— Start —

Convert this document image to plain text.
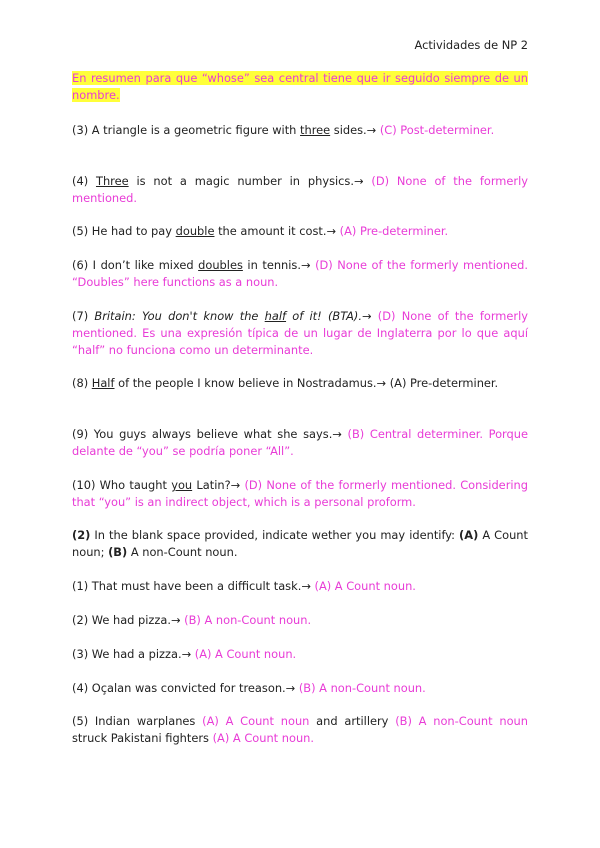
Actividades de NP 2

En resumen para que “whose” sea central tiene que ir seguido siempre de un nombre.

(3) A triangle is a geometric figure with three sides.→ (C) Post-determiner.

(4) Three is not a magic number in physics.→ (D) None of the formerly mentioned.

(5) He had to pay double the amount it cost.→ (A) Pre-determiner.

(6) I don’t like mixed doubles in tennis.→ (D) None of the formerly mentioned. “Doubles” here functions as a noun.

(7) Britain: You don't know the half of it! (BTA).→ (D) None of the formerly mentioned. Es una expresión típica de un lugar de Inglaterra por lo que aquí “half” no funciona como un determinante.

(8) Half of the people I know believe in Nostradamus.→ (A) Pre-determiner.

(9) You guys always believe what she says.→ (B) Central determiner. Porque delante de “you” se podría poner “All”.

(10) Who taught you Latin?→ (D) None of the formerly mentioned. Considering that “you” is an indirect object, which is a personal proform.

(2) In the blank space provided, indicate wether you may identify: (A) A Count noun; (B) A non-Count noun.

(1) That must have been a difficult task.→ (A) A Count noun.

(2) We had pizza.→ (B) A non-Count noun.

(3) We had a pizza.→ (A) A Count noun.

(4) Oçalan was convicted for treason.→ (B) A non-Count noun.

(5) Indian warplanes (A) A Count noun and artillery (B) A non-Count noun struck Pakistani fighters (A) A Count noun.
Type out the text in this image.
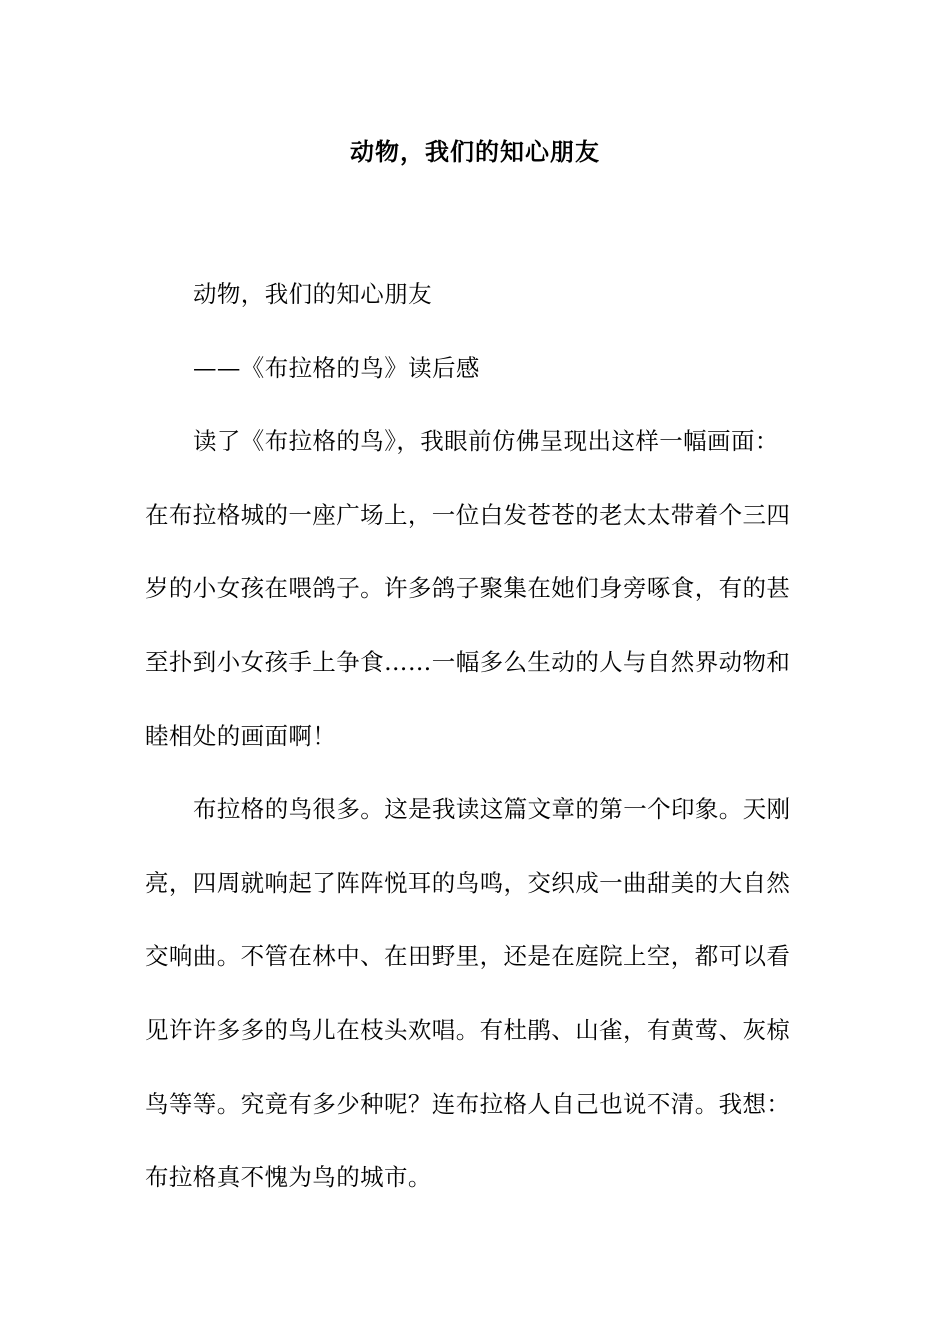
动物，我们的知心朋友
动物，我们的知心朋友
——《布拉格的鸟》读后感
读了《布拉格的鸟》，我眼前仿佛呈现出这样一幅画面：
在布拉格城的一座广场上，一位白发苍苍的老太太带着个三四
岁的小女孩在喂鸽子。许多鸽子聚集在她们身旁啄食，有的甚
至扑到小女孩手上争食……一幅多么生动的人与自然界动物和
睦相处的画面啊！
布拉格的鸟很多。这是我读这篇文章的第一个印象。天刚
亮，四周就响起了阵阵悦耳的鸟鸣，交织成一曲甜美的大自然
交响曲。不管在林中、在田野里，还是在庭院上空，都可以看
见许许多多的鸟儿在枝头欢唱。有杜鹃、山雀，有黄莺、灰椋
鸟等等。究竟有多少种呢？连布拉格人自己也说不清。我想：
布拉格真不愧为鸟的城市。
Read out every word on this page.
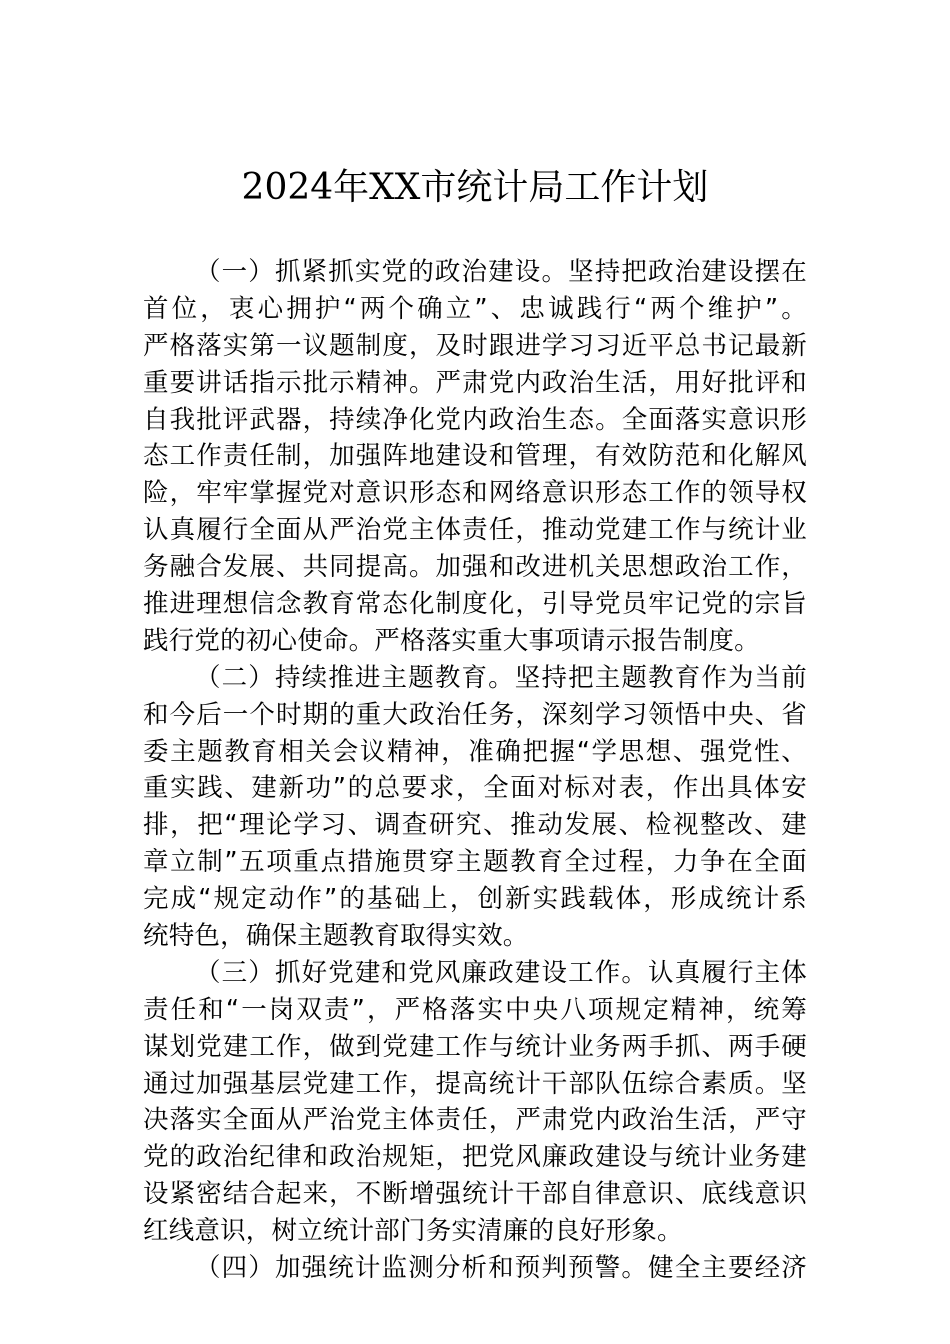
2024年XX市统计局工作计划
（一）抓紧抓实党的政治建设。坚持把政治建设摆在
首位，衷心拥护“两个确立”、忠诚践行“两个维护”。
严格落实第一议题制度，及时跟进学习习近平总书记最新
重要讲话指示批示精神。严肃党内政治生活，用好批评和
自我批评武器，持续净化党内政治生态。全面落实意识形
态工作责任制，加强阵地建设和管理，有效防范和化解风
险，牢牢掌握党对意识形态和网络意识形态工作的领导权
认真履行全面从严治党主体责任，推动党建工作与统计业
务融合发展、共同提高。加强和改进机关思想政治工作，
推进理想信念教育常态化制度化，引导党员牢记党的宗旨
践行党的初心使命。严格落实重大事项请示报告制度。
（二）持续推进主题教育。坚持把主题教育作为当前
和今后一个时期的重大政治任务，深刻学习领悟中央、省
委主题教育相关会议精神，准确把握“学思想、强党性、
重实践、建新功”的总要求，全面对标对表，作出具体安
排，把“理论学习、调查研究、推动发展、检视整改、建
章立制”五项重点措施贯穿主题教育全过程，力争在全面
完成“规定动作”的基础上，创新实践载体，形成统计系
统特色，确保主题教育取得实效。
（三）抓好党建和党风廉政建设工作。认真履行主体
责任和“一岗双责”，严格落实中央八项规定精神，统筹
谋划党建工作，做到党建工作与统计业务两手抓、两手硬
通过加强基层党建工作，提高统计干部队伍综合素质。坚
决落实全面从严治党主体责任，严肃党内政治生活，严守
党的政治纪律和政治规矩，把党风廉政建设与统计业务建
设紧密结合起来，不断增强统计干部自律意识、底线意识
红线意识，树立统计部门务实清廉的良好形象。
（四）加强统计监测分析和预判预警。健全主要经济
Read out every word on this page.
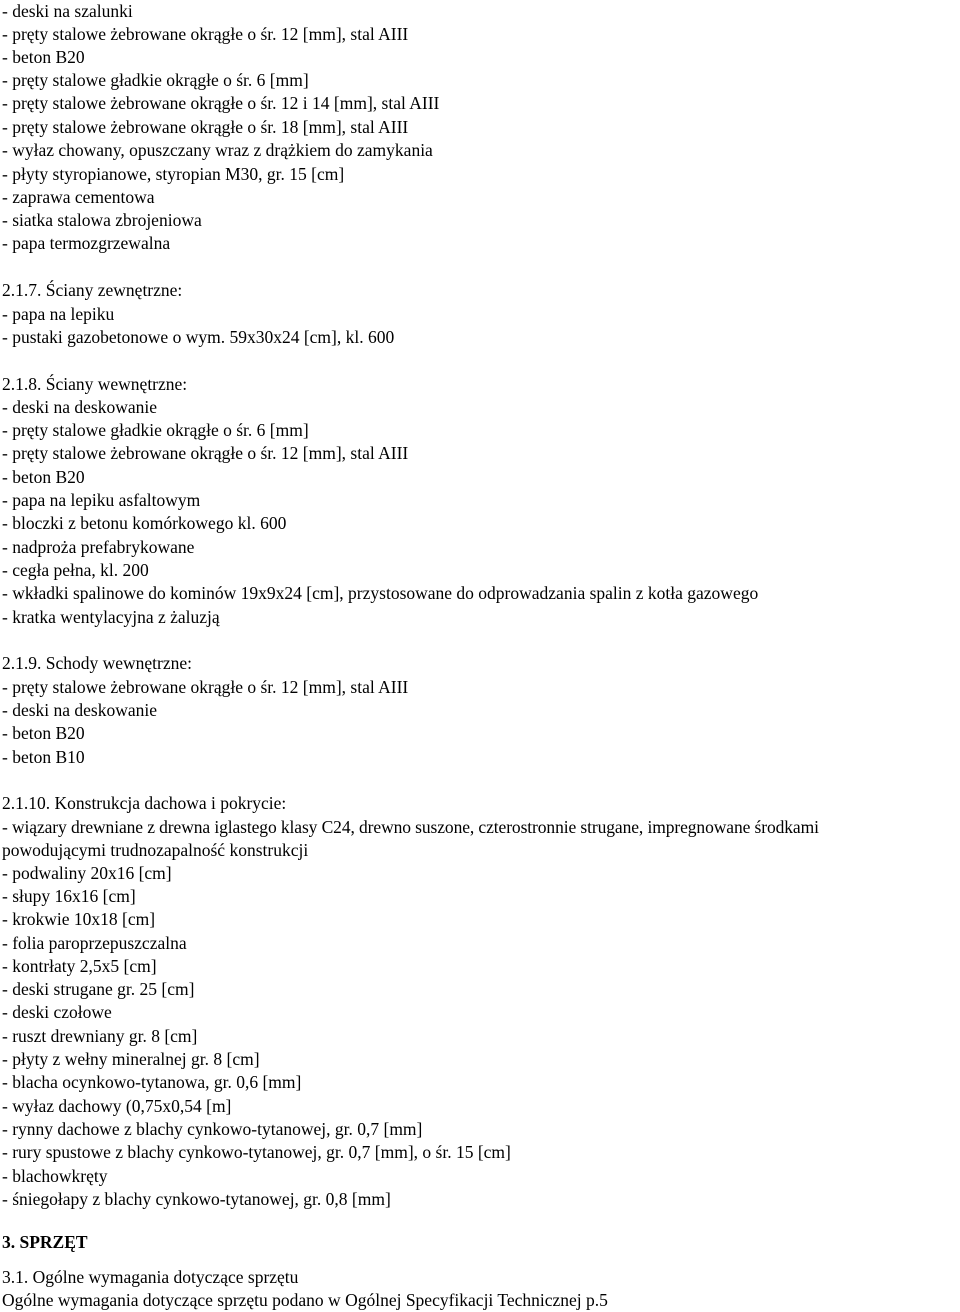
- deski na szalunki
- pręty stalowe żebrowane okrągłe o śr. 12 [mm], stal AIII
- beton B20
- pręty stalowe gładkie okrągłe o śr. 6 [mm]
- pręty stalowe żebrowane okrągłe o śr. 12 i 14 [mm], stal AIII
- pręty stalowe żebrowane okrągłe o śr. 18 [mm], stal AIII
- wyłaz chowany, opuszczany wraz z drążkiem do zamykania
- płyty styropianowe, styropian M30, gr. 15 [cm]
- zaprawa cementowa
- siatka stalowa zbrojeniowa
- papa termozgrzewalna
2.1.7. Ściany zewnętrzne:
- papa na lepiku
- pustaki gazobetonowe o wym. 59x30x24 [cm], kl. 600
2.1.8. Ściany wewnętrzne:
- deski na deskowanie
- pręty stalowe gładkie okrągłe o śr. 6 [mm]
- pręty stalowe żebrowane okrągłe o śr. 12 [mm], stal AIII
- beton B20
- papa na lepiku asfaltowym
- bloczki z betonu komórkowego kl. 600
- nadproża prefabrykowane
- cegła pełna, kl. 200
- wkładki spalinowe do kominów 19x9x24 [cm], przystosowane do odprowadzania spalin z kotła gazowego
- kratka wentylacyjna z żaluzją
2.1.9. Schody wewnętrzne:
- pręty stalowe żebrowane okrągłe o śr. 12 [mm], stal AIII
- deski na deskowanie
- beton B20
- beton B10
2.1.10. Konstrukcja dachowa i pokrycie:
- wiązary drewniane z drewna iglastego klasy C24, drewno suszone, czterostronnie strugane, impregnowane środkami
powodującymi trudnozapalność konstrukcji
- podwaliny 20x16 [cm]
- słupy 16x16 [cm]
- krokwie 10x18 [cm]
- folia paroprzepuszczalna
- kontrłaty 2,5x5 [cm]
- deski strugane gr. 25 [cm]
- deski czołowe
- ruszt drewniany gr. 8 [cm]
- płyty z wełny mineralnej gr. 8 [cm]
- blacha ocynkowo-tytanowa, gr. 0,6 [mm]
- wyłaz dachowy (0,75x0,54 [m]
- rynny dachowe z blachy cynkowo-tytanowej, gr. 0,7 [mm]
- rury spustowe z blachy cynkowo-tytanowej, gr. 0,7 [mm], o śr. 15 [cm]
- blachowkręty
- śniegołapy z blachy cynkowo-tytanowej, gr. 0,8 [mm]
3. SPRZĘT
3.1. Ogólne wymagania dotyczące sprzętu
Ogólne wymagania dotyczące sprzętu podano w Ogólnej Specyfikacji Technicznej p.5
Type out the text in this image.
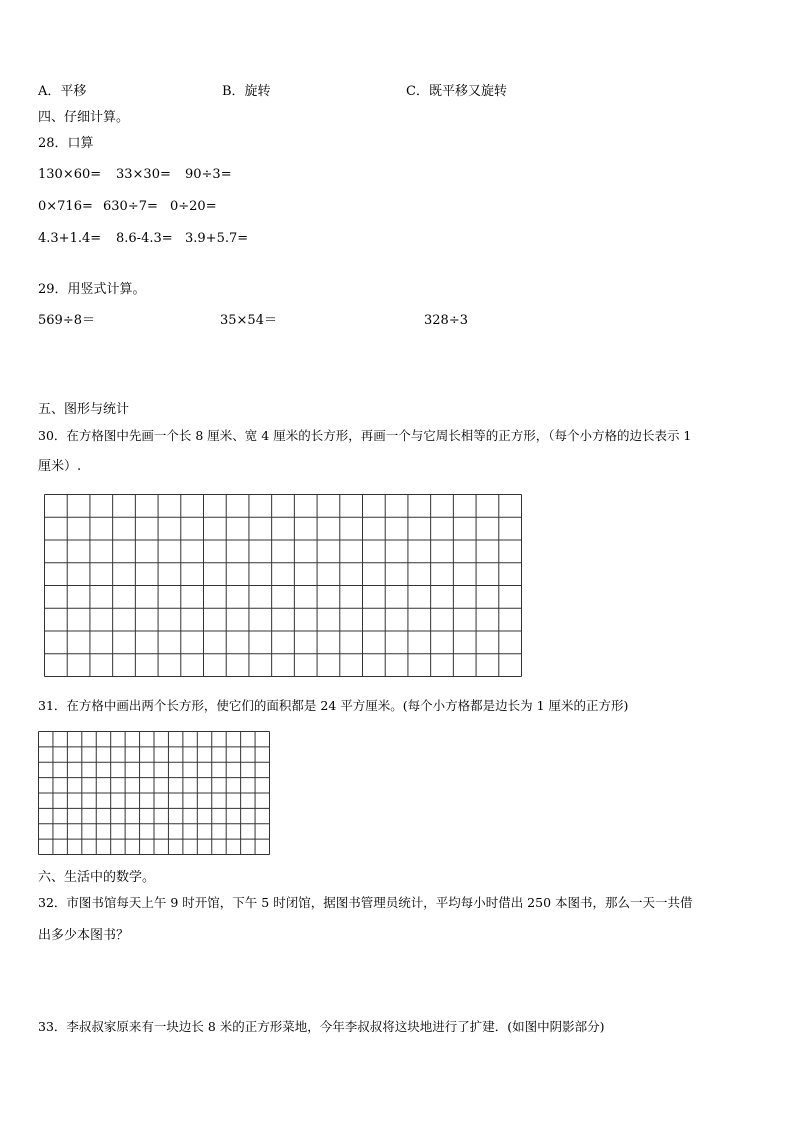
A．平移	B．旋转	C．既平移又旋转
四、仔细计算。
28．口算
130×60= 33×30= 90÷3=
0×716= 630÷7= 0÷20=
4.3+1.4= 8.6-4.3= 3.9+5.7=
29．用竖式计算。
569÷8＝	35×54＝	328÷3
五、图形与统计
30．在方格图中先画一个长 8 厘米、宽 4 厘米的长方形，再画一个与它周长相等的正方形，（每个小方格的边长表示 1
厘米）.
31．在方格中画出两个长方形，使它们的面积都是 24 平方厘米。(每个小方格都是边长为 1 厘米的正方形)
六、生活中的数学。
32．市图书馆每天上午 9 时开馆，下午 5 时闭馆，据图书管理员统计，平均每小时借出 250 本图书，那么一天一共借
出多少本图书？
33．李叔叔家原来有一块边长 8 米的正方形菜地，今年李叔叔将这块地进行了扩建．(如图中阴影部分)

— End —

Return a copy of every line that includes the word "mentioned".

Result of this exercise:
(4) Three is not a magic number in physics.→ (D) None of the formerly mentioned.
(6) I don’t like mixed doubles in tennis.→ (D) None of the formerly mentioned. “Doubles” here functions as a noun.
(7) Britain: You don't know the half of it! (BTA).→ (D) None of the formerly mentioned. Es una expresión típica de un lugar de Inglaterra por lo que aquí “half” no funciona como un determinante.
(10) Who taught you Latin?→ (D) None of the formerly mentioned. Considering that “you” is an indirect object, which is a personal proform.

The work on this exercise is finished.